Dataset entries on figures:
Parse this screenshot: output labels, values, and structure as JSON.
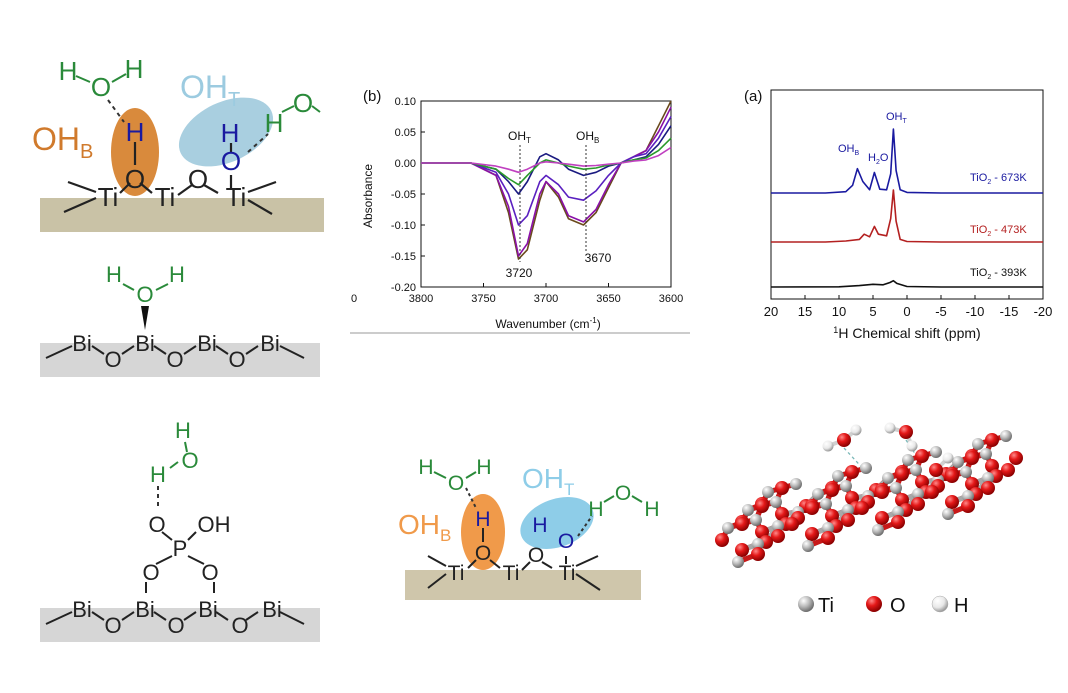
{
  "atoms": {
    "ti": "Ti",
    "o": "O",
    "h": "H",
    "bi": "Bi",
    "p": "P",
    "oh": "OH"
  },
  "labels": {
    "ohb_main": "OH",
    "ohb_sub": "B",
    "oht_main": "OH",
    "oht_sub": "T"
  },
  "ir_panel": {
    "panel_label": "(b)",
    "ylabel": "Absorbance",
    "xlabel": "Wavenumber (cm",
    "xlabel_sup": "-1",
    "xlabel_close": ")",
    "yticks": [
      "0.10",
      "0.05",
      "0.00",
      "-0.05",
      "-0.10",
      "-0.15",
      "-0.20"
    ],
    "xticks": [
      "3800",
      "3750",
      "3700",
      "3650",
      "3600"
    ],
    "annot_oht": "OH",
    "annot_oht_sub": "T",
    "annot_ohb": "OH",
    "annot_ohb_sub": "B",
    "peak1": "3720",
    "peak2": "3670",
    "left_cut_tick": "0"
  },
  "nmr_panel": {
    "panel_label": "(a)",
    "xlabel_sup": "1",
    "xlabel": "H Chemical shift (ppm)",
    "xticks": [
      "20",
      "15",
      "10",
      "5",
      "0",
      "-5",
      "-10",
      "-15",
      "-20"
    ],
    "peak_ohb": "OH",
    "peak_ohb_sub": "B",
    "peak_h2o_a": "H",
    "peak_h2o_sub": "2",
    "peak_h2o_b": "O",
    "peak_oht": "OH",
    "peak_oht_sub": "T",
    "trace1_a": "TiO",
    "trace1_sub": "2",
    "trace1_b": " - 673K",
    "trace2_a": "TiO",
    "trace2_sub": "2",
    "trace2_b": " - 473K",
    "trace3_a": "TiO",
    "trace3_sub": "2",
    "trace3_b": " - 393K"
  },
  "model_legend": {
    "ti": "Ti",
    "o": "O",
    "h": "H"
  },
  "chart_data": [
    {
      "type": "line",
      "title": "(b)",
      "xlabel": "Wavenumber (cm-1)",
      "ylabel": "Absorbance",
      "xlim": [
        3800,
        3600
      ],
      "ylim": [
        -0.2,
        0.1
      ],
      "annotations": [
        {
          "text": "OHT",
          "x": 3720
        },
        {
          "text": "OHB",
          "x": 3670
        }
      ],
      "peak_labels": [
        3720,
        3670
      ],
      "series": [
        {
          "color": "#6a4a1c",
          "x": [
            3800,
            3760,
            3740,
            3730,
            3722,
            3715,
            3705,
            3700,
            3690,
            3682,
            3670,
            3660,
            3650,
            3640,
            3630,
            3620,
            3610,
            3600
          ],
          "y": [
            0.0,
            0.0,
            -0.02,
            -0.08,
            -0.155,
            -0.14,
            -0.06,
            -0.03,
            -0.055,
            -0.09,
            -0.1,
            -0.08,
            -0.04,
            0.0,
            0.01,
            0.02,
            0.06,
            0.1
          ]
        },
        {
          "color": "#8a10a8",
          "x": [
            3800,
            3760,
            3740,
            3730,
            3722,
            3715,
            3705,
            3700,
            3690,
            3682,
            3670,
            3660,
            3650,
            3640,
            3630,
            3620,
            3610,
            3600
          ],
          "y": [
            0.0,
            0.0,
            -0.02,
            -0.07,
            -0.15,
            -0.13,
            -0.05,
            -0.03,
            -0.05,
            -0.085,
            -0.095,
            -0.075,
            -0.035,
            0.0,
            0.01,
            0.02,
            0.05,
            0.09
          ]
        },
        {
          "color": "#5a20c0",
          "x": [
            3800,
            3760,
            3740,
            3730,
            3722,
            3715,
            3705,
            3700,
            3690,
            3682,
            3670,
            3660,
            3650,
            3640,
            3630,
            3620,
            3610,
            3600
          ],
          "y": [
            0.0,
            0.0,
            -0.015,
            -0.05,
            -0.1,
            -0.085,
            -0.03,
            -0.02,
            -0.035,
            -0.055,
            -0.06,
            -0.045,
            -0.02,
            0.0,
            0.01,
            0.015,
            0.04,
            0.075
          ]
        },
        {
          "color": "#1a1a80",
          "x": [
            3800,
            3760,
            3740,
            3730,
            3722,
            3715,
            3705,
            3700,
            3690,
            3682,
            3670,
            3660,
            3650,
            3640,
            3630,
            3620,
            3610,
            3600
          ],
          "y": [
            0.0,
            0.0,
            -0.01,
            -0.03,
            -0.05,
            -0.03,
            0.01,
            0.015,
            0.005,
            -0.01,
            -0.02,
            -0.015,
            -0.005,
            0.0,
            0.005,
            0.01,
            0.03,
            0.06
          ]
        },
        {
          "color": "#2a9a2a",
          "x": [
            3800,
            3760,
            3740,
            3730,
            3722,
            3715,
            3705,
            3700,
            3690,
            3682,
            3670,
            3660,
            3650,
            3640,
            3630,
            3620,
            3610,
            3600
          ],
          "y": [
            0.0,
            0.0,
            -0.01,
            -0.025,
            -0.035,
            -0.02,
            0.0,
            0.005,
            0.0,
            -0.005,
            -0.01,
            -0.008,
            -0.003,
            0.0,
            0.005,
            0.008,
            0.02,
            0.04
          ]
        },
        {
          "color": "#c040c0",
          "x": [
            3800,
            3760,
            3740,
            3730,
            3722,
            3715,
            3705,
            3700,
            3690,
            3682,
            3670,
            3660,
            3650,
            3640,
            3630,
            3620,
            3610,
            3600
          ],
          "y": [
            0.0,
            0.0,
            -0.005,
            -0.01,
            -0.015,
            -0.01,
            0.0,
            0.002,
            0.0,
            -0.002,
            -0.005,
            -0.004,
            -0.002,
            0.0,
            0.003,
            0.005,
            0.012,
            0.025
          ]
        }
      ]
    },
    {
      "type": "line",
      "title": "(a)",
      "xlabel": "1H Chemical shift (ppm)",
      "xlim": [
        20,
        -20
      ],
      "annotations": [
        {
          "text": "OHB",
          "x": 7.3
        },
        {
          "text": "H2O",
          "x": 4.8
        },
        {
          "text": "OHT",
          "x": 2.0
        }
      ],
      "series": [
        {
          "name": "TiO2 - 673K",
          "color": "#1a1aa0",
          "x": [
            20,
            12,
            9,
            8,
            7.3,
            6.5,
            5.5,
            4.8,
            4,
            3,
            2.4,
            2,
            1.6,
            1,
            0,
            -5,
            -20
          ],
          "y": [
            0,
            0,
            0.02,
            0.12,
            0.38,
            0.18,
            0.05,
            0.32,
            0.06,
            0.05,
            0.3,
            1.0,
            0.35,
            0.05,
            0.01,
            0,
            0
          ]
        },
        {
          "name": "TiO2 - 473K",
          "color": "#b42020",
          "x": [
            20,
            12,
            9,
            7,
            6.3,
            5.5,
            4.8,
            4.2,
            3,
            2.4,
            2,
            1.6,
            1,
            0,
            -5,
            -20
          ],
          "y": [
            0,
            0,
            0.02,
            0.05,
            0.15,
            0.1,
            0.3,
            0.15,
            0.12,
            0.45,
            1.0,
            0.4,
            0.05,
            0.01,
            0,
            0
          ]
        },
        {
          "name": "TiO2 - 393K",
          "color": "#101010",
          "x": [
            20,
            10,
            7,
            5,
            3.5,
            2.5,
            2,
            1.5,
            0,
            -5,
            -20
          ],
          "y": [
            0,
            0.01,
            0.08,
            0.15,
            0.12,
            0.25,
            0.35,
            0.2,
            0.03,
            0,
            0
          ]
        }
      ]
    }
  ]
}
...
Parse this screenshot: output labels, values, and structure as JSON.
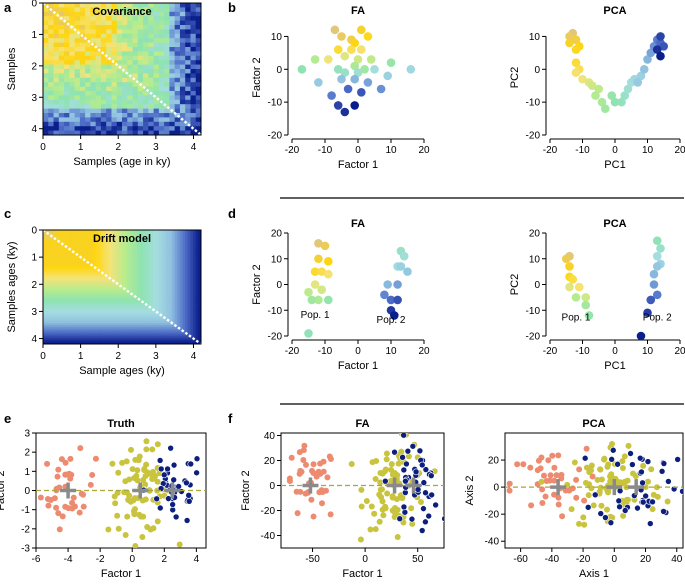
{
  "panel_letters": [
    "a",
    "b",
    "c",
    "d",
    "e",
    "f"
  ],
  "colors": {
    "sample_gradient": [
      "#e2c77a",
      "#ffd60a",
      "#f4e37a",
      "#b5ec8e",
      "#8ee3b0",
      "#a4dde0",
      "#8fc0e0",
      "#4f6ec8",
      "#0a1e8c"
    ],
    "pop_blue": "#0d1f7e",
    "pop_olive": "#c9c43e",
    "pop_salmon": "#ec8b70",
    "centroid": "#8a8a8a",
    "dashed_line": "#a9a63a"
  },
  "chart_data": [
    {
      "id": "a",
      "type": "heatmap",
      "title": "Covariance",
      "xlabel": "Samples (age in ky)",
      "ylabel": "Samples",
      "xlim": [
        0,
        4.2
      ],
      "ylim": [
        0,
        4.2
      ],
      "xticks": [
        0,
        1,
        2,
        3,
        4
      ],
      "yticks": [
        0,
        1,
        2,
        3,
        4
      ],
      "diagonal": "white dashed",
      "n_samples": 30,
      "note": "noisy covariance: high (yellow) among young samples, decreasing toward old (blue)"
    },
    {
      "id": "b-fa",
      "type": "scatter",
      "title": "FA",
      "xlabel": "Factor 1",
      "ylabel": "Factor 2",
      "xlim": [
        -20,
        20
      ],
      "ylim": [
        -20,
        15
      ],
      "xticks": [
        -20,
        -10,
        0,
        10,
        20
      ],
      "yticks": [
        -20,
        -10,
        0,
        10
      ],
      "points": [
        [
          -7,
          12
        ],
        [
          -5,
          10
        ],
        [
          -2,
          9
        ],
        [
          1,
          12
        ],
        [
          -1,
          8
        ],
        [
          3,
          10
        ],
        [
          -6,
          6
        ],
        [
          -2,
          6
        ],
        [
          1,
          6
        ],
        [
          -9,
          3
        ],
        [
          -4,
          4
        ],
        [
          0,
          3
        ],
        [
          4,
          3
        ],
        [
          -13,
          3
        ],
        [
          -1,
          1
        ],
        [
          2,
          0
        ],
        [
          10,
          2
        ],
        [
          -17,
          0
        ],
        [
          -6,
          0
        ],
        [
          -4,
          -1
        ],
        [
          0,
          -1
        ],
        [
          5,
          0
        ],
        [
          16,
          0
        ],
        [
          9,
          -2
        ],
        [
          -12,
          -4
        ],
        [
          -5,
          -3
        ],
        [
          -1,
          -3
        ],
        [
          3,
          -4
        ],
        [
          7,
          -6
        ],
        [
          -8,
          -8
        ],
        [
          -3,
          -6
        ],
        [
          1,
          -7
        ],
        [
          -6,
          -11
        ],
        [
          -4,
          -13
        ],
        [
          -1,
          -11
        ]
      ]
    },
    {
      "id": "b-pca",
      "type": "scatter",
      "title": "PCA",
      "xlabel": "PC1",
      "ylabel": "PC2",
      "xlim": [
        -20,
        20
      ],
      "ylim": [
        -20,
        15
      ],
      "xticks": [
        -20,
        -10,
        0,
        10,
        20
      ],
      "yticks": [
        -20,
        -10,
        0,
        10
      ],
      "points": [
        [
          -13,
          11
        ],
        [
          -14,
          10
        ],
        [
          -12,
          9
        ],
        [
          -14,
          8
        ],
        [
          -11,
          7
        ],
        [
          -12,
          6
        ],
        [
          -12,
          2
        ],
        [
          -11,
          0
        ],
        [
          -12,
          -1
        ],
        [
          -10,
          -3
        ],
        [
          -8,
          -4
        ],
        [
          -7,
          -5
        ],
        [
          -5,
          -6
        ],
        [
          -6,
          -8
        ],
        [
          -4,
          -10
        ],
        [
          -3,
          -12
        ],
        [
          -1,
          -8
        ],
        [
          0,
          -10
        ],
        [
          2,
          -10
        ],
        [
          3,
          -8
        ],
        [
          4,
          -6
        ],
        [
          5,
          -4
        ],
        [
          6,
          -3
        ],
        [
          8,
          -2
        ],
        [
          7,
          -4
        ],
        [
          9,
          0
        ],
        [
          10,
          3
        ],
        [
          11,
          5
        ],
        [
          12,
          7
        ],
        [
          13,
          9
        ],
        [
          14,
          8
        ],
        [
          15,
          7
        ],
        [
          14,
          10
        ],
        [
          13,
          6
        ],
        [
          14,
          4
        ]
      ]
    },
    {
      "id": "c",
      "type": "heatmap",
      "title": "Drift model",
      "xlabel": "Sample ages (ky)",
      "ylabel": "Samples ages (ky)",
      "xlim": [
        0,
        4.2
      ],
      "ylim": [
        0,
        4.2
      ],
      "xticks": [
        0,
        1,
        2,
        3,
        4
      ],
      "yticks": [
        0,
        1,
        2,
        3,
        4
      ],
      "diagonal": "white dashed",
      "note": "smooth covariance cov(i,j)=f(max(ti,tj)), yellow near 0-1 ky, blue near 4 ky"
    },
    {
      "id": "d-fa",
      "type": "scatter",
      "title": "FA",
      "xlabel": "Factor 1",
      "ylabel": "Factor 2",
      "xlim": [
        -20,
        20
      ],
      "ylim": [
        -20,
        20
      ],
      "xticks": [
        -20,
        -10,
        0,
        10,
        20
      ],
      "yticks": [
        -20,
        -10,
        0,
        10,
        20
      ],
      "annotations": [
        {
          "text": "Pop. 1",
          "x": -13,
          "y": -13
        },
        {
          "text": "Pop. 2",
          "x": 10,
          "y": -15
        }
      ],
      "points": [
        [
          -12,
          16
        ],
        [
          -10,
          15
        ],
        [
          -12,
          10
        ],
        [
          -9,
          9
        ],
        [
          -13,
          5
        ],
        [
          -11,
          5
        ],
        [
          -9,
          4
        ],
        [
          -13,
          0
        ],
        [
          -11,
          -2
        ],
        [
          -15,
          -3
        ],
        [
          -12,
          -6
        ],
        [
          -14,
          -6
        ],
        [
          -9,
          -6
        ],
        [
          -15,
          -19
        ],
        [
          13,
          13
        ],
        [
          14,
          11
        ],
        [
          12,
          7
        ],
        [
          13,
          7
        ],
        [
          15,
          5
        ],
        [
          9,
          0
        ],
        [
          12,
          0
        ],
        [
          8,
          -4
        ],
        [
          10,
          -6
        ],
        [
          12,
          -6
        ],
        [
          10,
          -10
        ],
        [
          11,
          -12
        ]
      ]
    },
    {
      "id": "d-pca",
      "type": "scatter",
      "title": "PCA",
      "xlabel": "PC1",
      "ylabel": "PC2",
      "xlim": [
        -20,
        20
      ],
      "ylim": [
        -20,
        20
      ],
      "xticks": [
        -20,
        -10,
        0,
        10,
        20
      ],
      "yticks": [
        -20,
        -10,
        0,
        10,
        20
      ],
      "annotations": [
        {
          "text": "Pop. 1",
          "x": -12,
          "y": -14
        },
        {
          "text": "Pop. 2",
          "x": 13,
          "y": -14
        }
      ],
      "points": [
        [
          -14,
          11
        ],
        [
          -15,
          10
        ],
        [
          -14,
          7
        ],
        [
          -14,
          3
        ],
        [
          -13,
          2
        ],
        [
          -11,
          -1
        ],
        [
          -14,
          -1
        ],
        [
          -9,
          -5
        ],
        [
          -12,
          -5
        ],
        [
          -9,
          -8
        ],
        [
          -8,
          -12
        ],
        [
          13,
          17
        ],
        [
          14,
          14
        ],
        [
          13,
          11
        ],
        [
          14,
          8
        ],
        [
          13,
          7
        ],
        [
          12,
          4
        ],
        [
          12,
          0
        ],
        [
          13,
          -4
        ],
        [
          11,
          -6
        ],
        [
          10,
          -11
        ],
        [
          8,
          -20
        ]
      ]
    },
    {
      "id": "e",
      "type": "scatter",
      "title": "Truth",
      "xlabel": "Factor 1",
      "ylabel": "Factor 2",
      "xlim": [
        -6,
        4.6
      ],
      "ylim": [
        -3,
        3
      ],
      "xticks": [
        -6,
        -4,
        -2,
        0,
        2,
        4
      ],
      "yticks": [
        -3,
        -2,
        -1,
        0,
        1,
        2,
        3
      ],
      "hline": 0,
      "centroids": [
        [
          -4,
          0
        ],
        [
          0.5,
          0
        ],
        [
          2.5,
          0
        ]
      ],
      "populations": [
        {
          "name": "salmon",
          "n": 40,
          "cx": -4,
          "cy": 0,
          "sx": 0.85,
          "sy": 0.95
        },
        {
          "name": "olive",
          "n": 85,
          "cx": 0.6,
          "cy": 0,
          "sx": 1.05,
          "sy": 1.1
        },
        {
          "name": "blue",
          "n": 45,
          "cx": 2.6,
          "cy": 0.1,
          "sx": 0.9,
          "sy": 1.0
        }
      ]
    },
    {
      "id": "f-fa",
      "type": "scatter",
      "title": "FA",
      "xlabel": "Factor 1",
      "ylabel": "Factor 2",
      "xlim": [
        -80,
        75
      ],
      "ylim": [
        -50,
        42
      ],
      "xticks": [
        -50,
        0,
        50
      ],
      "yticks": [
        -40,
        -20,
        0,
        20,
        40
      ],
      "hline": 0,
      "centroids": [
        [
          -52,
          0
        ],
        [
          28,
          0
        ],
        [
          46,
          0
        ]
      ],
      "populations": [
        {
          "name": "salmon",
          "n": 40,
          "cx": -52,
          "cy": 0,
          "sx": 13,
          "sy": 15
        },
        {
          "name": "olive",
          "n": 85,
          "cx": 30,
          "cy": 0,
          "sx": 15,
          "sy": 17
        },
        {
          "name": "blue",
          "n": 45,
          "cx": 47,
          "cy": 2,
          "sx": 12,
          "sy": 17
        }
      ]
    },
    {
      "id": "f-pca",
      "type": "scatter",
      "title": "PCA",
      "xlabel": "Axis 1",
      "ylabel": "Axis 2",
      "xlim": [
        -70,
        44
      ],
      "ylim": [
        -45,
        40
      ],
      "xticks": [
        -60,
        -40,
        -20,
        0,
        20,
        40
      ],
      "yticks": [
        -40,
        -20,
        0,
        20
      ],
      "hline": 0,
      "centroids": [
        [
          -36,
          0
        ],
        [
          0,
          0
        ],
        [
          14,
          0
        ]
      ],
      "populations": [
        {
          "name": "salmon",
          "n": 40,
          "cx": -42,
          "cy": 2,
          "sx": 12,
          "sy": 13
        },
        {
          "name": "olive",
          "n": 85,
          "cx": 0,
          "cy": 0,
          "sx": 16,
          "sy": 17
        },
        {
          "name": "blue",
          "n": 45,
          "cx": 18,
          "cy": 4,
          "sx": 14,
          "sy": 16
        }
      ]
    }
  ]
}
...
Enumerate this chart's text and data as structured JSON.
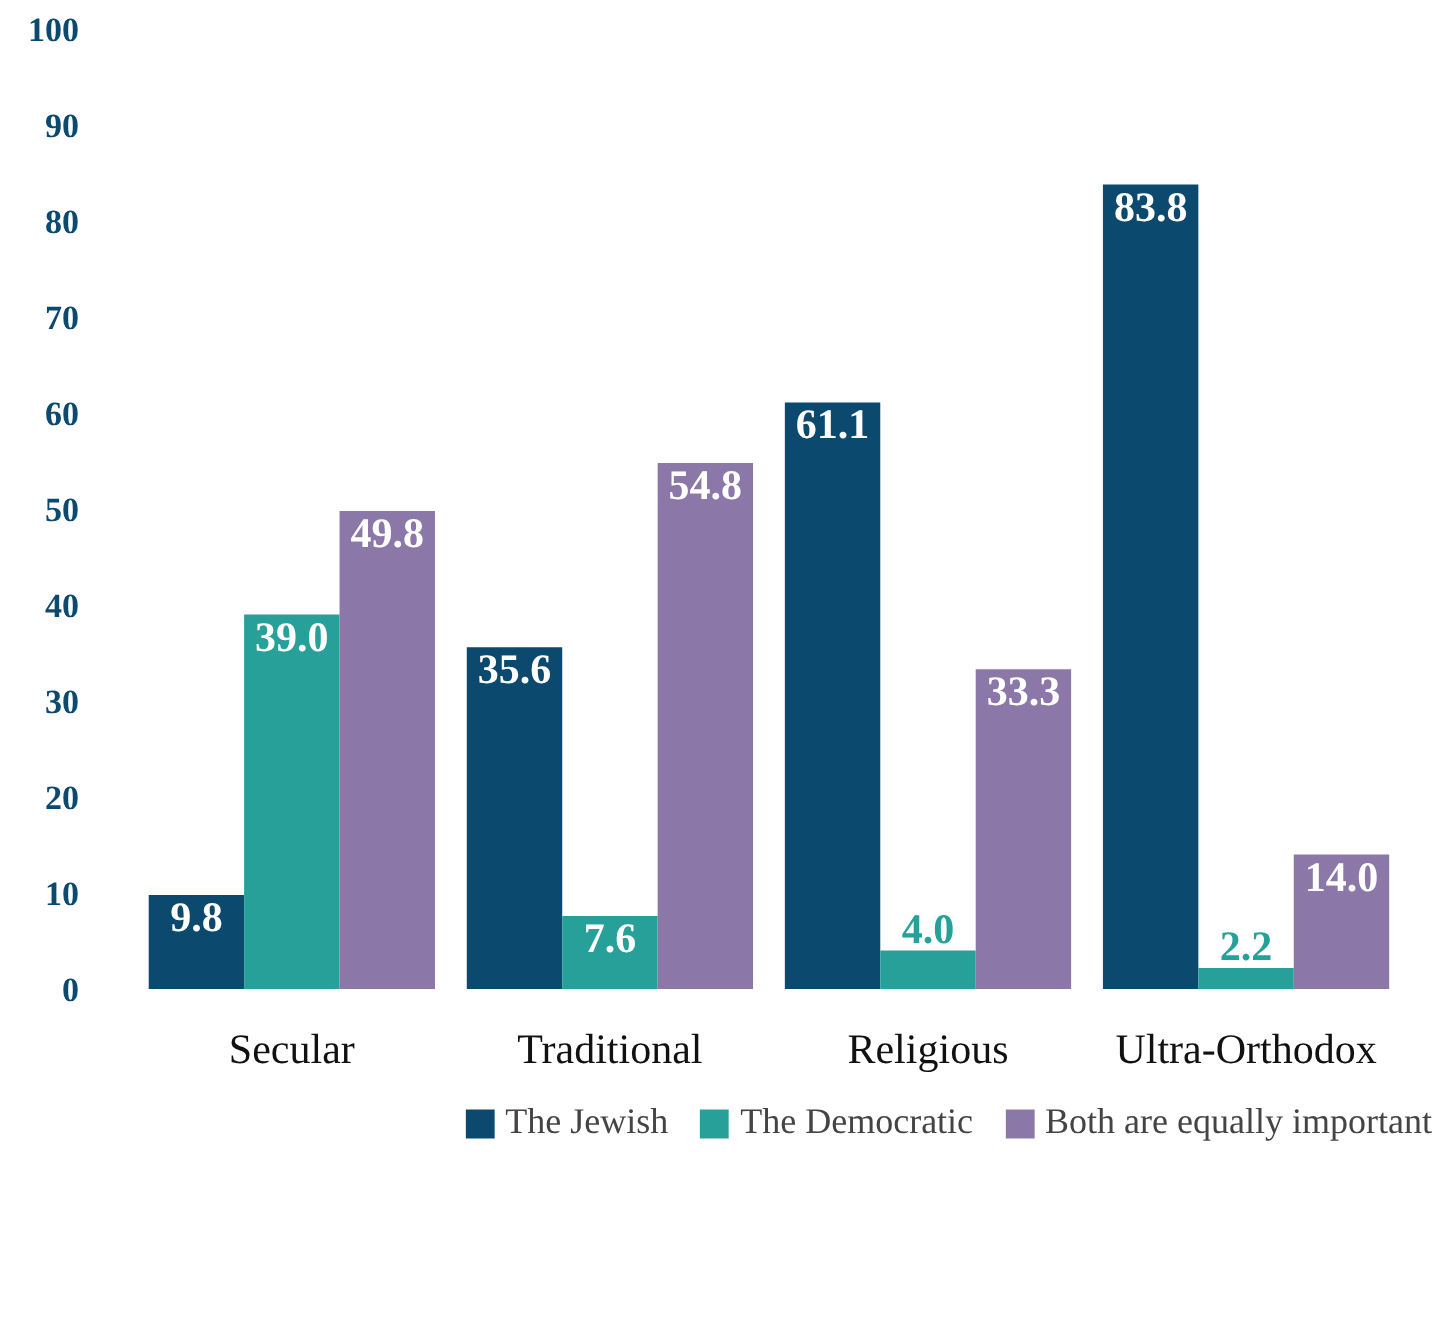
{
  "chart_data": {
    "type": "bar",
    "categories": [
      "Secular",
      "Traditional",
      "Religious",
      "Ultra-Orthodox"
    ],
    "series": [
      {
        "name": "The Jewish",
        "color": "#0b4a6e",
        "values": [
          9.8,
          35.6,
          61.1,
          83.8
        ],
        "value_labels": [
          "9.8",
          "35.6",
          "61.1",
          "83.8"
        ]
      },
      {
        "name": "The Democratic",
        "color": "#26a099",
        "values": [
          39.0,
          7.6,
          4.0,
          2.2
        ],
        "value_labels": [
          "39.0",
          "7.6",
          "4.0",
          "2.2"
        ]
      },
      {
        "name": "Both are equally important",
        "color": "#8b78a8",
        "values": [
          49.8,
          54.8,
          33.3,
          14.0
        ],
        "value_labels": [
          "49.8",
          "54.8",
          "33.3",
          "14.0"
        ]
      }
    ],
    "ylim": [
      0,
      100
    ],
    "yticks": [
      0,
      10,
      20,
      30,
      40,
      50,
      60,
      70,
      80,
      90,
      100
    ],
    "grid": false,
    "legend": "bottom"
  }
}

■ Task details ■
Find the word "Absorbance" in the data and copy out each line where it turns up.

■ Solution to the exercise ■
    "ylabel": "Absorbance",
      "ylabel": "Absorbance",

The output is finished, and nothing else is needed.